(Source excerpt):
######
Oviedo 2025 – post 2

We finally made it to Oviedo. But why this city?

It is the capital city of the Principality of Asturias. The Kingdom of Asturias began in 720 after a revolt against the Muslims that had taken control over most of this peninsula. Economically, Oviedo was a poor region and largely ignored by the Muslims. Two monks in 761 founded the city to construct a small church. In the late 780s the Kings started settling in Oviedo and thus began to shape the city architecturally. Wars, uprisings and fires occurred which continued to plague further development. In the 12th – 16th centuries, Oviedo saw true development of the medieval city of which the outlines are still preserved today. Whew! That’s enough history. Let’s talk our experience.

Eric found a nice AirBNB in the heart of the city, easy walking to see the sites and it came with a parking garage & designated parking spot.

Our problem? Understanding the host’s (very detailed) directions. She sent me a PDF file, which I read, but didn’t connect all of the details and photos. Her file was 100% accurate, we just had trouble understanding it. Full honesty……………if I had gone onto the AirBNB site and looked at her photos, our frustration would have been much lower. Let’s just say this lady has the patience of a Saint. I ended up calling her and she stayed on the phone with me all the way through the process until we could park the car. She walked me down to the garage via her apartment, walked to the designated parking spot, then walked me out of the garage entrance (virtually). It was a bear. Thrown in a garage fob that had sketchy connection, and it made the job a bit harder. Had to be 30+ minutes (which Eric and Adrienne swears it was an hour) that I was on the phone with her.

This photo I found on the AirBNB site – after we got home. We couldn’t even get to this point, which led us to the upstairs apartment, which had a key box, to get inside the apartment, to get the keys we needed for the garage to park the car.

The parking spot was a bonus, a little tight for Eric and our rental car, but doable with Adrienne and myself giving guidance.

Here’s a few shots inside the apartment.

Cider is king here and Eric was excitedly looking forward to it. We had tried some earlier in the trip and there is not one bit of sweetness to the drink, very, very dry. Not going to be something that I indulged.

Even though we had that a.w.e.s.o.m.e meal for lunch, we still need some calories before going to bed. A number of restaurants were available 50 feet from the garage and we picked one. Eric tried their hearty bean dish, Adrienne wanted a tomato salad and I went with fish and frites. We were all satisfied with our selections.

It was dark when we left the restaurant to walk the long trek to our apartment (not) but it gave us a chance to see the pedestrian street in its glory.

What to do when in a historic city center after eating some breakfast? Visit their church: the Cathedral of San Salvador of Oviedo. It was founded in 781 A.D. by the King of Asturias

Originally there was plans to build twin towers, but the ended up with only one. It was not lack of funding that made this decision, but in the 1500s it was a popular solution.

The entry is imposing, as it’s meant to be.

Topped by this scene.
######
(Supplied data):
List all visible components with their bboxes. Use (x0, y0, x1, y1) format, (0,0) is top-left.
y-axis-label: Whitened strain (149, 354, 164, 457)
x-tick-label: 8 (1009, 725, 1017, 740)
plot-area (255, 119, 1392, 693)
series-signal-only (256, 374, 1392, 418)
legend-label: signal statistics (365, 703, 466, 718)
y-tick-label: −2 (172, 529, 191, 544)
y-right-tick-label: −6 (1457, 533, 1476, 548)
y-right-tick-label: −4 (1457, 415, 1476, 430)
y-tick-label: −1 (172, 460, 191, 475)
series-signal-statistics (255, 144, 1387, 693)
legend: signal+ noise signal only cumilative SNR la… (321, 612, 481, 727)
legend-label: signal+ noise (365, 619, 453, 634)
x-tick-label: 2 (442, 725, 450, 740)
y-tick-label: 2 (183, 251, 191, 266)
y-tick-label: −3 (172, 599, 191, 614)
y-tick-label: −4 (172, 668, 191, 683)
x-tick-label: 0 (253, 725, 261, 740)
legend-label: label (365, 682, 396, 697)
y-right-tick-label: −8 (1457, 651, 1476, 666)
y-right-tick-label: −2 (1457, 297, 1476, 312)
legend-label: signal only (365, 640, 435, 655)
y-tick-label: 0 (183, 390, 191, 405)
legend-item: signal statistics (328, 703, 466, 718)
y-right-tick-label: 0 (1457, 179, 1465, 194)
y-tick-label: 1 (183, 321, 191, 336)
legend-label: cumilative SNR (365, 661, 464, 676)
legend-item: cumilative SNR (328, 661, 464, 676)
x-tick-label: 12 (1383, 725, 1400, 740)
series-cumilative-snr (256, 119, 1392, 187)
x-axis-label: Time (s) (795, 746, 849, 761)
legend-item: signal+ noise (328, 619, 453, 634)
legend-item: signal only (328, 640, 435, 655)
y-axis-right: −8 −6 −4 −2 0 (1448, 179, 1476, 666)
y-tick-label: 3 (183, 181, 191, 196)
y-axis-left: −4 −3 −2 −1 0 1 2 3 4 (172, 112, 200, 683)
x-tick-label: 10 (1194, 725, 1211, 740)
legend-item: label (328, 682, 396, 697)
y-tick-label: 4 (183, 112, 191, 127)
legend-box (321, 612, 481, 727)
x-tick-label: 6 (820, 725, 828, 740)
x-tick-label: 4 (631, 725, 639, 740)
######
(Instruction A):
Answer these about the Oviedo travel post, one line each:
(i) In what year did the Kingdom of Asturias begin?
(ii) What did Adrienne order at the restaurant near the garage?
(iii) How many towers did the Cathedral of San Salvador end up with?
(Instruction B): Give a continuation of the Oviedo travel post, picking up right after its last sentence.
The entries come from a separate source and are unrelated to the text.

(Result A):
(i) 720
(ii) A tomato salad
(iii) One

(Result B):
Let’s go inside. It was somewhat surprising there was an entrance fee of 10 euro. Most churches are free. They have a great brochure, numbered with specific stops and after scanning the QR code info was shared in a concise and informative manner – not long winded. We agreed afterwards, it was worth the 10 euro.

Those golden panels…were created in the 1500s by a Flemish artist. The facade is made of chestnut but the sculptures within are walnut, that has been gilded. They tell the story of Jesus and Mary in 23 scenes, starting at the bottom left. The central panel is dedicated to Christ the Savior.

There are a number of side chapels, but this one had some unusual artwork as part of the alter.

I’m sure these faces are there for an important message, but………a tad bit creepy.

Next we were directed upstairs to the most holy chamber. It is considered the most important surviving structure and the only thing remaining of the original medieval structure. It was built during the 9th century as a palace chapel for King Alfonso II of Asturias and the church of San Salvador of Oviedo. Apart from acting as royal chapel, the Holy Chamber was built to house the jewels and relics of the cathedral of San Salvador in Oviedo, a function it continues to have 1200 years later.  The photo below is the entrance for the two rooms.

The first room has four columns with well-preserved sculptures. Each column has two apostles positioned to talk with each other.

There are a number of interesting details at the bottom, all of which are different. Here’s an example.

It was built as a relics’ room to keep the different treasures brought from Jerusalem to Africa, and finally deposited at Oviedo.

The Shroud of Oviedo is the most notable relic of Christ’s passion kept in the Arca Santa reliquary. The bloodstained cloth or sudarium (Latin for sweat cloth) is reputed to be the cloth wrapped around the head of Jesus Christ after he died and left in the tomb folded to the side at his resurrection.

Additional internet research also indicated the following items are inside: a piece of the True Cross, pieces from the Crown of Thorns and the Holy Sepulchre and some bread from the Last Supper to name just a few.

Exciting the Holy Chamber, I noticed these sculptures on the wall above the doorway. They were part of a painting on the wall that was richly colored. Their faces are the only thing that remains.

Following the tour route it took us another flight of stairs where there were five rooms for a museum. These articles have been curated, collected, donated and purchased for historical value. Here are a few things seen.

Going back downstairs, we discovered this courtyard. There was an ancient olive tree that had stood the test of time.

A burial crypt was also seen in this courtyard.

A cloister existed for meditation.

Along with some of the oldest crypts.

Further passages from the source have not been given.